■ **Records shown**:
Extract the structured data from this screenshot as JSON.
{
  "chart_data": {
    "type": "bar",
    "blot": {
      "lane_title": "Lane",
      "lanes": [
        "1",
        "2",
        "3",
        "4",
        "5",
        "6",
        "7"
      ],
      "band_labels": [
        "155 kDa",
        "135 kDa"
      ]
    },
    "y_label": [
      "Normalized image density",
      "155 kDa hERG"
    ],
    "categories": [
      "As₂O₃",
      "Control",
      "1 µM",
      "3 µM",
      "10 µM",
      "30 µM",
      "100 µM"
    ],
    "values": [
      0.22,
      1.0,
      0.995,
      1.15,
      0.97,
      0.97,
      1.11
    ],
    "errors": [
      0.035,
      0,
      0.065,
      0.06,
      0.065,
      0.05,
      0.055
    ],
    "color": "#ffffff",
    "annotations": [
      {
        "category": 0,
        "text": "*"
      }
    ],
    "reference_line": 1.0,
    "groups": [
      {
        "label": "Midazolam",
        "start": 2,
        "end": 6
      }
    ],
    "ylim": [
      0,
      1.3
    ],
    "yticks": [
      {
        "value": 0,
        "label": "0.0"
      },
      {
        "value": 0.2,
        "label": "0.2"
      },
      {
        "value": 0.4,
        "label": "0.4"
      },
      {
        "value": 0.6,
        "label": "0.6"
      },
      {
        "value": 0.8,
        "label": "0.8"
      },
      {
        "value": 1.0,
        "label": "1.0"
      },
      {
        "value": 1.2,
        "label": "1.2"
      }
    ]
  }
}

■ **Directive**: Retype the material in full, character for character.

■ **Task result**:
Extract the structured data from this screenshot as JSON.
{
  "chart_data": {
    "type": "bar",
    "blot": {
      "lane_title": "Lane",
      "lanes": [
        "1",
        "2",
        "3",
        "4",
        "5",
        "6",
        "7"
      ],
      "band_labels": [
        "155 kDa",
        "135 kDa"
      ]
    },
    "y_label": [
      "Normalized image density",
      "155 kDa hERG"
    ],
    "categories": [
      "As₂O₃",
      "Control",
      "1 µM",
      "3 µM",
      "10 µM",
      "30 µM",
      "100 µM"
    ],
    "values": [
      0.22,
      1.0,
      0.995,
      1.15,
      0.97,
      0.97,
      1.11
    ],
    "errors": [
      0.035,
      0,
      0.065,
      0.06,
      0.065,
      0.05,
      0.055
    ],
    "color": "#ffffff",
    "annotations": [
      {
        "category": 0,
        "text": "*"
      }
    ],
    "reference_line": 1.0,
    "groups": [
      {
        "label": "Midazolam",
        "start": 2,
        "end": 6
      }
    ],
    "ylim": [
      0,
      1.3
    ],
    "yticks": [
      {
        "value": 0,
        "label": "0.0"
      },
      {
        "value": 0.2,
        "label": "0.2"
      },
      {
        "value": 0.4,
        "label": "0.4"
      },
      {
        "value": 0.6,
        "label": "0.6"
      },
      {
        "value": 0.8,
        "label": "0.8"
      },
      {
        "value": 1.0,
        "label": "1.0"
      },
      {
        "value": 1.2,
        "label": "1.2"
      }
    ]
  }
}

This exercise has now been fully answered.